- STATED EXERCISE
Copy every line that contains the string "Column" from the entries below.

- Records from a collection of figures
——————

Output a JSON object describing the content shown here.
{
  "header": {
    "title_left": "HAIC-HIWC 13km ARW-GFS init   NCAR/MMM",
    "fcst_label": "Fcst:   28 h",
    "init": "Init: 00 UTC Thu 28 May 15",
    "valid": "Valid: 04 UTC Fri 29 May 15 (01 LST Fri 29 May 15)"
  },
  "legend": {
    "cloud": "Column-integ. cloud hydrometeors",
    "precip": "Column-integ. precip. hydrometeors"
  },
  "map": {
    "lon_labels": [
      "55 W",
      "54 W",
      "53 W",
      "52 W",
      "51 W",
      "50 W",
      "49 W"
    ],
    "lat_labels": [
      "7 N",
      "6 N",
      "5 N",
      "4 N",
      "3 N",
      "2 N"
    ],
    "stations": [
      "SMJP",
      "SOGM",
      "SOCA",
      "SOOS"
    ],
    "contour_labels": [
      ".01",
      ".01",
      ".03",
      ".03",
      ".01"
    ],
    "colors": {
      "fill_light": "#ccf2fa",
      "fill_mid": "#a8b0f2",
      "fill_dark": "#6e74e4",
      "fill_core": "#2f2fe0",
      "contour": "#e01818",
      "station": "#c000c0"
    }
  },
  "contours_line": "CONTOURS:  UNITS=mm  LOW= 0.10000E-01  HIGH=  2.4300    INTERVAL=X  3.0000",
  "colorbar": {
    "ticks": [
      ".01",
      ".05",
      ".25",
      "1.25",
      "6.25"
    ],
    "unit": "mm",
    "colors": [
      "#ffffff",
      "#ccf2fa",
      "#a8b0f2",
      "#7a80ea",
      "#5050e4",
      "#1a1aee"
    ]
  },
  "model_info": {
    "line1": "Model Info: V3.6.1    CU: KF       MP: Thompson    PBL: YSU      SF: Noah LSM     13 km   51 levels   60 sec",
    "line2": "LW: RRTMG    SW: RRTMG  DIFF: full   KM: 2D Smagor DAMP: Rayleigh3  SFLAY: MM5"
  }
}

——————

- SOLUTION TO THE PROBLEM
    "cloud": "Column-integ. cloud hydrometeors",
    "precip": "Column-integ. precip. hydrometeors"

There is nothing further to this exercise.